**AIM:**
In the data below, find every line with the string "представленной" and pull it out.
── TASK DATA
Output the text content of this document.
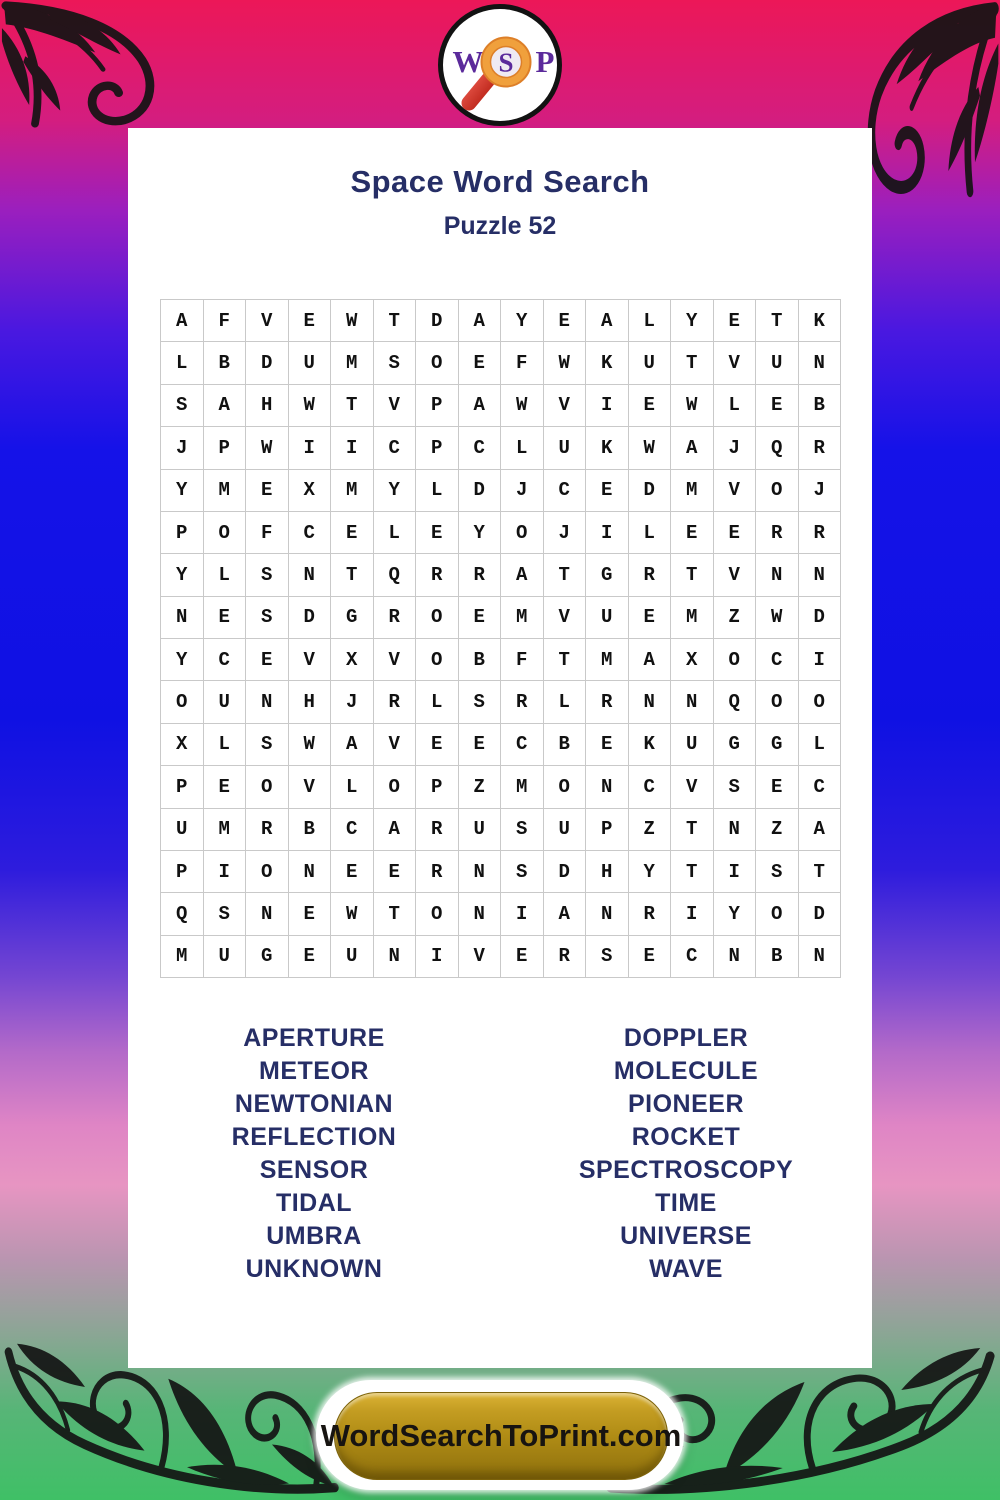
W S P
Space Word Search
Puzzle 52
A	F	V	E	W	T	D	A	Y	E	A	L	Y	E	T	K
L	B	D	U	M	S	O	E	F	W	K	U	T	V	U	N
S	A	H	W	T	V	P	A	W	V	I	E	W	L	E	B
J	P	W	I	I	C	P	C	L	U	K	W	A	J	Q	R
Y	M	E	X	M	Y	L	D	J	C	E	D	M	V	O	J
P	O	F	C	E	L	E	Y	O	J	I	L	E	E	R	R
Y	L	S	N	T	Q	R	R	A	T	G	R	T	V	N	N
N	E	S	D	G	R	O	E	M	V	U	E	M	Z	W	D
Y	C	E	V	X	V	O	B	F	T	M	A	X	O	C	I
O	U	N	H	J	R	L	S	R	L	R	N	N	Q	O	O
X	L	S	W	A	V	E	E	C	B	E	K	U	G	G	L
P	E	O	V	L	O	P	Z	M	O	N	C	V	S	E	C
U	M	R	B	C	A	R	U	S	U	P	Z	T	N	Z	A
P	I	O	N	E	E	R	N	S	D	H	Y	T	I	S	T
Q	S	N	E	W	T	O	N	I	A	N	R	I	Y	O	D
M	U	G	E	U	N	I	V	E	R	S	E	C	N	B	N
APERTURE
METEOR
NEWTONIAN
REFLECTION
SENSOR
TIDAL
UMBRA
UNKNOWN
DOPPLER
MOLECULE
PIONEER
ROCKET
SPECTROSCOPY
TIME
UNIVERSE
WAVE
WordSearchToPrint.com
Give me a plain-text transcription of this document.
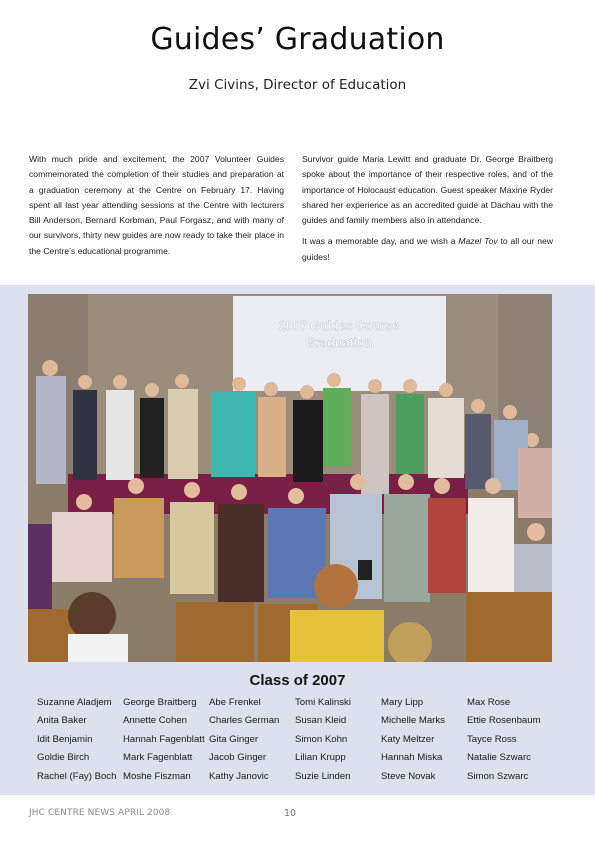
Guides’ Graduation
Zvi Civins, Director of Education

With much pride and excitement, the 2007 Volunteer Guides commemorated the completion of their studies and preparation at a graduation ceremony at the Centre on February 17. Having spent all last year attending sessions at the Centre with lecturers Bill Anderson, Bernard Korbman, Paul Forgasz, and with many of our survivors, thirty new guides are now ready to take their place in the Centre’s educational programme.

Survivor guide Maria Lewitt and graduate Dr. George Braitberg spoke about the importance of their respective roles, and of the importance of Holocaust education. Guest speaker Maxine Ryder shared her experience as an accredited guide at Dachau with the guides and family members also in attendance.

It was a memorable day, and we wish a Mazel Tov to all our new guides!

2007 Guides Course
Graduation
Class of 2007
Suzanne Aladjem
Anita Baker
Idit Benjamin
Goldie Birch
Rachel (Fay) Boch
George Braitberg
Annette Cohen
Hannah Fagenblatt
Mark Fagenblatt
Moshe Fiszman
Abe Frenkel
Charles German
Gita Ginger
Jacob Ginger
Kathy Janovic
Tomi Kalinski
Susan Kleid
Simon Kohn
Lilian Krupp
Suzie Linden
Mary Lipp
Michelle Marks
Katy Meltzer
Hannah Miska
Steve Novak
Max Rose
Ettie Rosenbaum
Tayce Ross
Natalie Szwarc
Simon Szwarc
JHC CENTRE NEWS APRIL 2008	10
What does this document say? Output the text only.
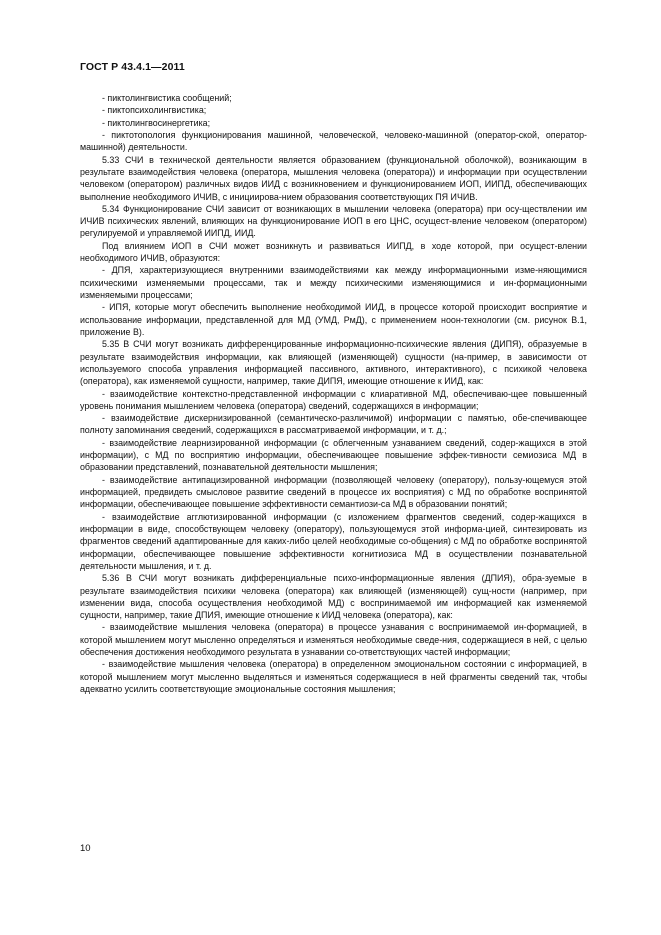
ГОСТ Р 43.4.1—2011

- пиктолингвистика сообщений;

- пиктопсихолингвистика;

- пиктолингвосинергетика;

- пиктотопология функционирования машинной, человеческой, человеко-машинной (оператор-ской, оператор-машинной) деятельности.

5.33 СЧИ в технической деятельности является образованием (функциональной оболочкой), возникающим в результате взаимодействия человека (оператора, мышления человека (оператора)) и информации при осуществлении человеком (оператором) различных видов ИИД с возникновением и функционированием ИОП, ИИПД, обеспечивающих выполнение необходимого ИЧИВ, с инициирова-нием образования соответствующих ПЯ ИЧИВ.

5.34 Функционирование СЧИ зависит от возникающих в мышлении человека (оператора) при осу-ществлении им ИЧИВ психических явлений, влияющих на функционирование ИОП в его ЦНС, осущест-вление человеком (оператором) регулируемой и управляемой ИИПД, ИИД.

Под влиянием ИОП в СЧИ может возникнуть и развиваться ИИПД, в ходе которой, при осущест-влении необходимого ИЧИВ, образуются:

- ДПЯ, характеризующиеся внутренними взаимодействиями как между информационными изме-няющимися психическими изменяемыми процессами, так и между психическими изменяющимися и ин-формационными изменяемыми процессами;

- ИПЯ, которые могут обеспечить выполнение необходимой ИИД, в процессе которой происходит восприятие и использование информации, представленной для МД (УМД, РмД), с применением ноон-технологии (см. рисунок В.1, приложение В).

5.35 В СЧИ могут возникать дифференцированные информационно-психические явления (ДИПЯ), образуемые в результате взаимодействия информации, как влияющей (изменяющей) сущности (на-пример, в зависимости от используемого способа управления информацией пассивного, активного, интерактивного), с психикой человека (оператора), как изменяемой сущности, например, такие ДИПЯ, имеющие отношение к ИИД, как:

- взаимодействие контекстно-представленной информации с клиаративной МД, обеспечиваю-щее повышенный уровень понимания мышлением человека (оператора) сведений, содержащихся в информации;

- взаимодействие дискернизированной (семантическо-различимой) информации с памятью, обе-спечивающее полноту запоминания сведений, содержащихся в рассматриваемой информации, и т. д.;

- взаимодействие леарнизированной информации (с облегченным узнаванием сведений, содер-жащихся в этой информации), с МД по восприятию информации, обеспечивающее повышение эффек-тивности семиозиса МД в образовании представлений, познавательной деятельности мышления;

- взаимодействие антипацизированной информации (позволяющей человеку (оператору), пользу-ющемуся этой информацией, предвидеть смысловое развитие сведений в процессе их восприятия) с МД по обработке воспринятой информации, обеспечивающее повышение эффективности семантиози-са МД в образовании понятий;

- взаимодействие агглютизированной информации (с изложением фрагментов сведений, содер-жащихся в информации в виде, способствующем человеку (оператору), пользующемуся этой информа-цией, синтезировать из фрагментов сведений адаптированные для каких-либо целей необходимые со-общения) с МД по обработке воспринятой информации, обеспечивающее повышение эффективности когнитиозиса МД в осуществлении познавательной деятельности мышления, и т. д.

5.36 В СЧИ могут возникать дифференциальные психо-информационные явления (ДПИЯ), обра-зуемые в результате взаимодействия психики человека (оператора) как влияющей (изменяющей) сущ-ности (например, при изменении вида, способа осуществления необходимой МД) с воспринимаемой им информацией как изменяемой сущности, например, такие ДПИЯ, имеющие отношение к ИИД человека (оператора), как:

- взаимодействие мышления человека (оператора) в процессе узнавания с воспринимаемой ин-формацией, в которой мышлением могут мысленно определяться и изменяться необходимые сведе-ния, содержащиеся в ней, с целью обеспечения достижения необходимого результата в узнавании со-ответствующих частей информации;

- взаимодействие мышления человека (оператора) в определенном эмоциональном состоянии с информацией, в которой мышлением могут мысленно выделяться и изменяться содержащиеся в ней фрагменты сведений так, чтобы адекватно усилить соответствующие эмоциональные состояния мышления;

10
────
**WORKED SOLUTION:**
- ИПЯ, которые могут обеспечить выполнение необходимой ИИД, в процессе которой происходит восприятие и использование информации, представленной для МД (УМД, РмД), с применением ноон-технологии (см. рисунок В.1, приложение В).
- взаимодействие контекстно-представленной информации с клиаративной МД, обеспечиваю-щее повышенный уровень понимания мышлением человека (оператора) сведений, содержащихся в информации;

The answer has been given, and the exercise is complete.